=== Recorded information ===

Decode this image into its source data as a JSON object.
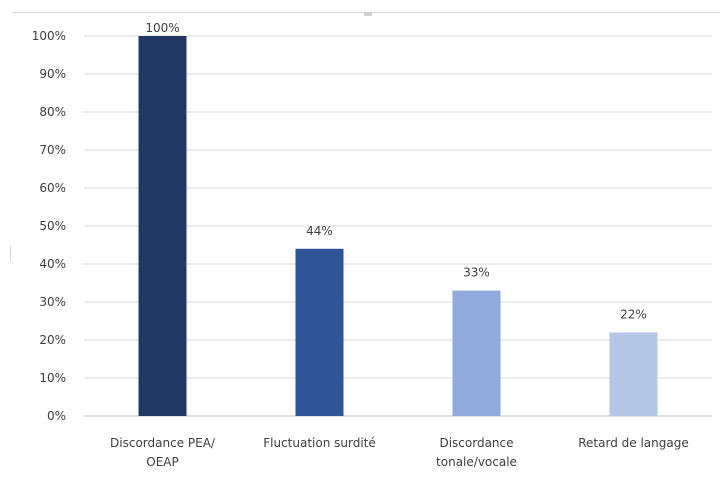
{
  "chart_data": {
    "type": "bar",
    "categories": [
      [
        "Discordance PEA/",
        "OEAP"
      ],
      [
        "Fluctuation surdité"
      ],
      [
        "Discordance",
        "tonale/vocale"
      ],
      [
        "Retard de langage"
      ]
    ],
    "values": [
      100,
      44,
      33,
      22
    ],
    "data_labels": [
      "100%",
      "44%",
      "33%",
      "22%"
    ],
    "bar_colors": [
      "#1f3864",
      "#2f5597",
      "#8faadc",
      "#b4c7e7"
    ],
    "ylim": [
      0,
      100
    ],
    "yticks": [
      0,
      10,
      20,
      30,
      40,
      50,
      60,
      70,
      80,
      90,
      100
    ],
    "ytick_labels": [
      "0%",
      "10%",
      "20%",
      "30%",
      "40%",
      "50%",
      "60%",
      "70%",
      "80%",
      "90%",
      "100%"
    ],
    "grid": true,
    "legend": "none",
    "title": "",
    "xlabel": "",
    "ylabel": ""
  }
}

===

▶ **Goal of the exercise**: Write out all the entries again, word for word, and print no images.

▶ **Full solution**:
Decode this image into its source data as a JSON object.
{
  "chart_data": {
    "type": "bar",
    "categories": [
      [
        "Discordance PEA/",
        "OEAP"
      ],
      [
        "Fluctuation surdité"
      ],
      [
        "Discordance",
        "tonale/vocale"
      ],
      [
        "Retard de langage"
      ]
    ],
    "values": [
      100,
      44,
      33,
      22
    ],
    "data_labels": [
      "100%",
      "44%",
      "33%",
      "22%"
    ],
    "bar_colors": [
      "#1f3864",
      "#2f5597",
      "#8faadc",
      "#b4c7e7"
    ],
    "ylim": [
      0,
      100
    ],
    "yticks": [
      0,
      10,
      20,
      30,
      40,
      50,
      60,
      70,
      80,
      90,
      100
    ],
    "ytick_labels": [
      "0%",
      "10%",
      "20%",
      "30%",
      "40%",
      "50%",
      "60%",
      "70%",
      "80%",
      "90%",
      "100%"
    ],
    "grid": true,
    "legend": "none",
    "title": "",
    "xlabel": "",
    "ylabel": ""
  }
}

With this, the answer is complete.